TASK TO COMPLETE: Please find every line in the entries below that contains the string "page" and copy each of those lines out. Uppercase and lowercase letters count as different.

ENTRIES:

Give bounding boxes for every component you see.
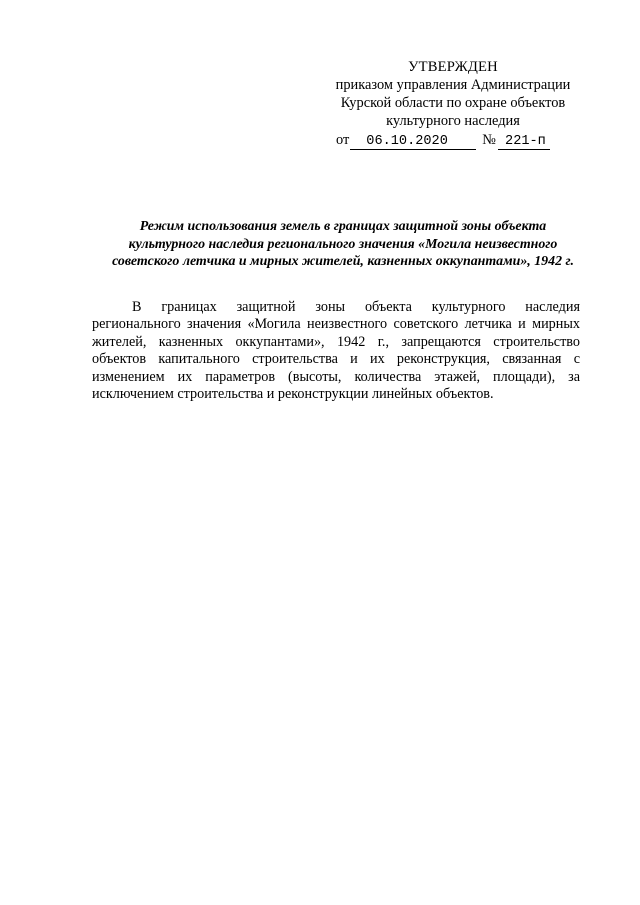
body-line: регионального значения «Могила неизвестного советского летчика и мирных <box>92 316 580 333</box>
body-line: объектов капитального строительства и их реконструкция, связанная с <box>92 351 580 368</box>
body-line: исключением строительства и реконструкции линейных объектов. <box>92 386 494 403</box>
body-line: жителей, казненных оккупантами», 1942 г., запрещаются строительство <box>92 333 580 350</box>
heading-line: Режим использования земель в границах защитной зоны объекта <box>139 219 547 234</box>
approval-line: Курской области по охране объектов <box>340 95 566 111</box>
body-line: изменением их параметров (высоты, количества этажей, площади), за <box>92 368 580 385</box>
approval-line: культурного наследия <box>386 113 520 129</box>
body-line: В границах защитной зоны объекта культурного наследия <box>132 299 580 315</box>
body-paragraph <box>92 299 580 403</box>
document-heading <box>96 218 590 271</box>
order-date: 06.10.2020 <box>350 134 476 150</box>
heading-line: культурного наследия регионального значения «Могила неизвестного <box>128 236 558 252</box>
order-reference <box>336 131 596 150</box>
approval-block <box>318 58 588 130</box>
approval-line: приказом управления Администрации <box>335 77 571 93</box>
order-number: 221-п <box>498 134 550 150</box>
date-prefix: от <box>336 132 350 148</box>
heading-line: советского летчика и мирных жителей, казненных оккупантами», 1942 г. <box>112 254 574 269</box>
number-prefix: № <box>482 132 497 148</box>
approval-title: УТВЕРЖДЕН <box>408 59 498 75</box>
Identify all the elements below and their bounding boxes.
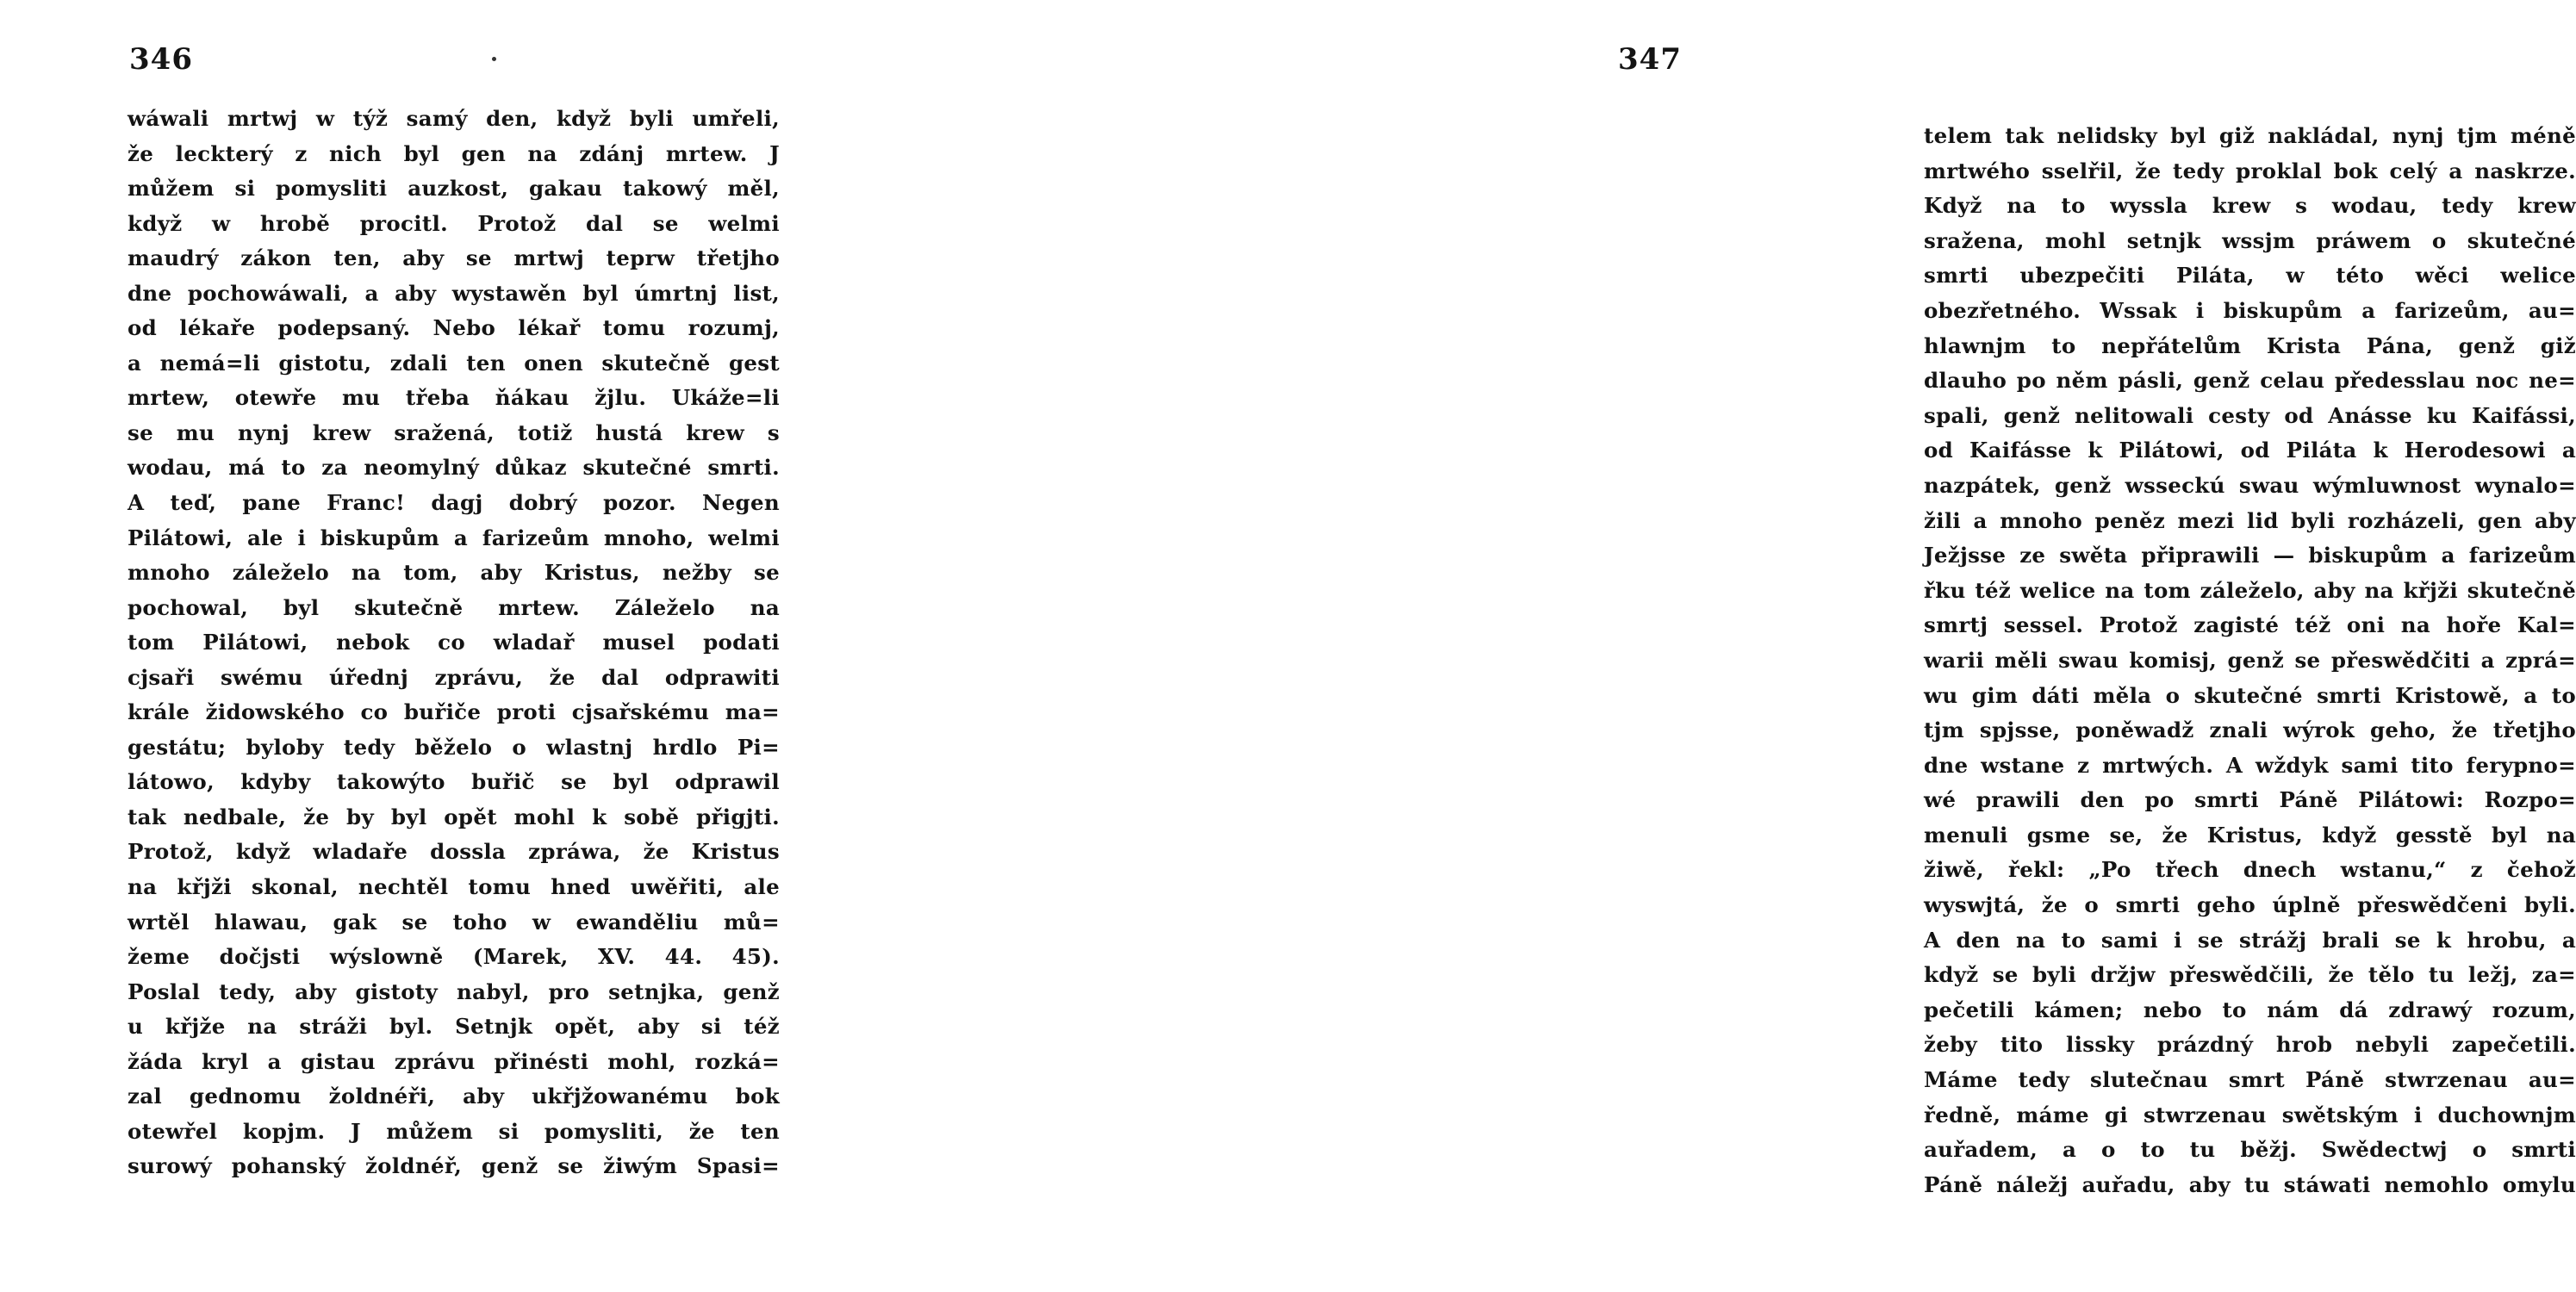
- text-line: od lékaře podepsaný. Nebo lékař tomu rozumj,: [128, 315, 780, 341]
- text-line: A teď, pane Franc! dagj dobrý pozor. Negen: [128, 490, 780, 516]
- text-line: u křjže na stráži byl. Setnjk opět, aby si též: [128, 1014, 780, 1040]
- text-line: Máme tedy slutečnau smrt Páně stwrzenau au=: [1924, 1067, 2576, 1093]
- text-line: warii měli swau komisj, genž se přeswědčiti a zprá=: [1924, 647, 2576, 673]
- text-line: Protož, když wladaře dossla zpráwa, že Kristus: [128, 839, 780, 865]
- text-line: látowo, kdyby takowýto buřič se byl odprawil: [128, 769, 780, 795]
- text-line: řku též welice na tom záleželo, aby na křjži skutečně: [1924, 577, 2576, 603]
- right-page: [899, 0, 2576, 1292]
- text-line: tak nedbale, že by byl opět mohl k sobě přigjti.: [128, 804, 780, 829]
- text-line: pochowal, byl skutečně mrtew. Záleželo na: [128, 594, 780, 620]
- text-line: wrtěl hlawau, gak se toho w ewanděliu mů=: [128, 909, 780, 935]
- text-line: když w hrobě procitl. Protož dal se welmi: [128, 210, 780, 236]
- text-line: maudrý zákon ten, aby se mrtwj teprw třetjho: [128, 245, 780, 271]
- text-line: zal gednomu žoldnéři, aby ukřjžowanému bok: [128, 1084, 780, 1109]
- text-line: wu gim dáti měla o skutečné smrti Kristowě, a to: [1924, 682, 2576, 708]
- text-line: můžem si pomysliti auzkost, gakau takowý měl,: [128, 176, 780, 202]
- text-line: že leckterý z nich byl gen na zdánj mrtew. J: [128, 140, 780, 166]
- text-line: krále židowského co buřiče proti cjsařskému ma=: [128, 699, 780, 725]
- page-number-left: 346: [129, 42, 193, 77]
- right-page-text: [1924, 119, 2576, 1202]
- page-mark-dot: [492, 57, 496, 61]
- text-line: se mu nynj krew sražená, totiž hustá krew s: [128, 419, 780, 445]
- text-line: mrtwého sselřil, že tedy proklal bok celý a naskrze.: [1924, 158, 2576, 183]
- text-line: pečetili kámen; nebo to nám dá zdrawý rozum,: [1924, 997, 2576, 1022]
- text-line: a nemá=li gistotu, zdali ten onen skutečně gest: [128, 350, 780, 376]
- text-line: Ježjsse ze swěta připrawili — biskupům a farizeům: [1924, 543, 2576, 568]
- text-line: když se byli držjw přeswědčili, že tělo tu ležj, za=: [1924, 962, 2576, 988]
- text-line: žáda kryl a gistau zprávu přinésti mohl, rozká=: [128, 1048, 780, 1074]
- text-line: dlauho po něm pásli, genž celau předesslau noc ne=: [1924, 368, 2576, 394]
- text-line: žili a mnoho peněz mezi lid byli rozházeli, gen aby: [1924, 507, 2576, 533]
- text-line: hlawnjm to nepřátelům Krista Pána, genž giž: [1924, 332, 2576, 358]
- text-line: Pilátowi, ale i biskupům a farizeům mnoho, welmi: [128, 525, 780, 550]
- text-line: menuli gsme se, že Kristus, když gesstě byl na: [1924, 822, 2576, 848]
- text-line: wé prawili den po smrti Páně Pilátowi: Rozpo=: [1924, 787, 2576, 813]
- text-line: smrtj sessel. Protož zagisté též oni na hoře Kal=: [1924, 612, 2576, 638]
- text-line: na křjži skonal, nechtěl tomu hned uwěřiti, ale: [128, 874, 780, 900]
- text-line: Poslal tedy, aby gistoty nabyl, pro setnjka, genž: [128, 978, 780, 1004]
- text-line: smrti ubezpečiti Piláta, w této wěci welice: [1924, 263, 2576, 289]
- left-page: [0, 0, 899, 1292]
- text-line: dne pochowáwali, a aby wystawěn byl úmrtnj list,: [128, 280, 780, 306]
- text-line: sražena, mohl setnjk wssjm práwem o skutečné: [1924, 227, 2576, 253]
- text-line: žiwě, řekl: „Po třech dnech wstanu,“ z čehož: [1924, 857, 2576, 883]
- text-line: spali, genž nelitowali cesty od Anásse ku Kaifássi,: [1924, 402, 2576, 428]
- text-line: mrtew, otewře mu třeba ňákau žjlu. Ukáže=li: [128, 385, 780, 411]
- text-line: tom Pilátowi, nebok co wladař musel podati: [128, 630, 780, 655]
- text-line: od Kaifásse k Pilátowi, od Piláta k Herodesowi a: [1924, 438, 2576, 463]
- text-line: tjm spjsse, poněwadž znali wýrok geho, že třetjho: [1924, 717, 2576, 743]
- text-line: wyswjtá, že o smrti geho úplně přeswědčeni byli.: [1924, 892, 2576, 918]
- text-line: Páně náležj auřadu, aby tu stáwati nemohlo omylu: [1924, 1171, 2576, 1197]
- text-line: nazpátek, genž wsseckú swau wýmluwnost wynalo=: [1924, 472, 2576, 498]
- text-line: mnoho záleželo na tom, aby Kristus, nežby se: [128, 560, 780, 586]
- text-line: telem tak nelidsky byl giž nakládal, nynj tjm méně: [1924, 123, 2576, 148]
- text-line: cjsaři swému úřednj zprávu, že dal odprawiti: [128, 664, 780, 690]
- text-line: otewřel kopjm. J můžem si pomysliti, že ten: [128, 1118, 780, 1144]
- text-line: žeby tito lissky prázdný hrob nebyli zapečetili.: [1924, 1032, 2576, 1058]
- text-line: auřadem, a o to tu běžj. Swědectwj o smrti: [1924, 1137, 2576, 1163]
- text-line: surowý pohanský žoldnéř, genž se žiwým Spasi=: [128, 1153, 780, 1179]
- left-page-text: [128, 102, 780, 1184]
- text-line: Když na to wyssla krew s wodau, tedy krew: [1924, 193, 2576, 219]
- text-line: wáwali mrtwj w týž samý den, když byli umřeli,: [128, 106, 780, 131]
- page-number-right: 347: [1618, 42, 1682, 77]
- text-line: žeme dočjsti wýslowně (Marek, XV. 44. 45).: [128, 944, 780, 970]
- text-line: obezřetného. Wssak i biskupům a farizeům, au=: [1924, 297, 2576, 323]
- text-line: wodau, má to za neomylný důkaz skutečné smrti.: [128, 455, 780, 481]
- text-line: A den na to sami i se strážj brali se k hrobu, a: [1924, 927, 2576, 953]
- text-line: ředně, máme gi stwrzenau swětským i duchownjm: [1924, 1102, 2576, 1127]
- text-line: gestátu; byloby tedy běželo o wlastnj hrdlo Pi=: [128, 734, 780, 760]
- text-line: dne wstane z mrtwých. A wždyk sami tito ferypno=: [1924, 752, 2576, 778]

WRITTEN REPLY:
- right-page: [899, 0, 2576, 1292]
- page-number-left: 346: [129, 42, 193, 77]
- right-page-text: [1924, 119, 2576, 1202]
- page-mark-dot: [492, 57, 496, 61]
- left-page: [0, 0, 899, 1292]
- left-page-text: [128, 102, 780, 1184]
- page-number-right: 347: [1618, 42, 1682, 77]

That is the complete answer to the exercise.